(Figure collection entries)
.....
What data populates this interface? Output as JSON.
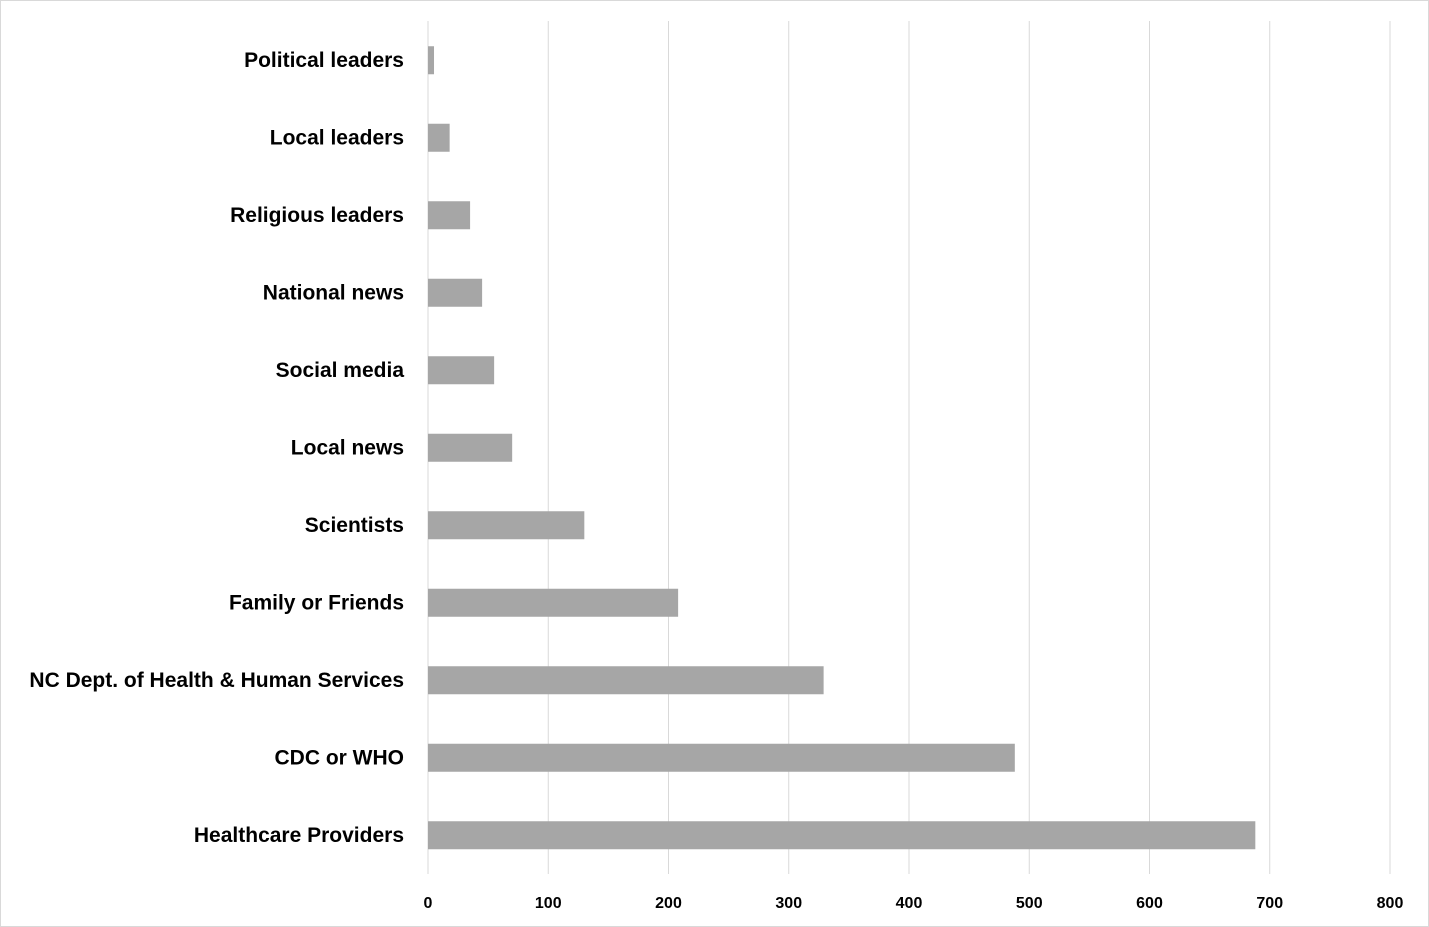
{
  "chart_data": {
    "type": "bar",
    "orientation": "horizontal",
    "title": "",
    "xlabel": "",
    "ylabel": "",
    "categories": [
      "Political leaders",
      "Local leaders",
      "Religious leaders",
      "National news",
      "Social media",
      "Local news",
      "Scientists",
      "Family or Friends",
      "NC Dept. of Health & Human Services",
      "CDC or WHO",
      "Healthcare Providers"
    ],
    "values": [
      5,
      18,
      35,
      45,
      55,
      70,
      130,
      208,
      329,
      488,
      688
    ],
    "xlim": [
      0,
      800
    ],
    "xticks": [
      "0",
      "100",
      "200",
      "300",
      "400",
      "500",
      "600",
      "700",
      "800"
    ],
    "grid": "vertical",
    "legend": "none",
    "bar_color": "#a6a6a6",
    "grid_color": "#d9d9d9"
  }
}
.....
### [WORK TO COMPLETE]
Reproduce every record word for word. The copy must contain no pictures.

### [WRITTEN RESPONSE]
What data populates this interface? Output as JSON.
{
  "chart_data": {
    "type": "bar",
    "orientation": "horizontal",
    "title": "",
    "xlabel": "",
    "ylabel": "",
    "categories": [
      "Political leaders",
      "Local leaders",
      "Religious leaders",
      "National news",
      "Social media",
      "Local news",
      "Scientists",
      "Family or Friends",
      "NC Dept. of Health & Human Services",
      "CDC or WHO",
      "Healthcare Providers"
    ],
    "values": [
      5,
      18,
      35,
      45,
      55,
      70,
      130,
      208,
      329,
      488,
      688
    ],
    "xlim": [
      0,
      800
    ],
    "xticks": [
      "0",
      "100",
      "200",
      "300",
      "400",
      "500",
      "600",
      "700",
      "800"
    ],
    "grid": "vertical",
    "legend": "none",
    "bar_color": "#a6a6a6",
    "grid_color": "#d9d9d9"
  }
}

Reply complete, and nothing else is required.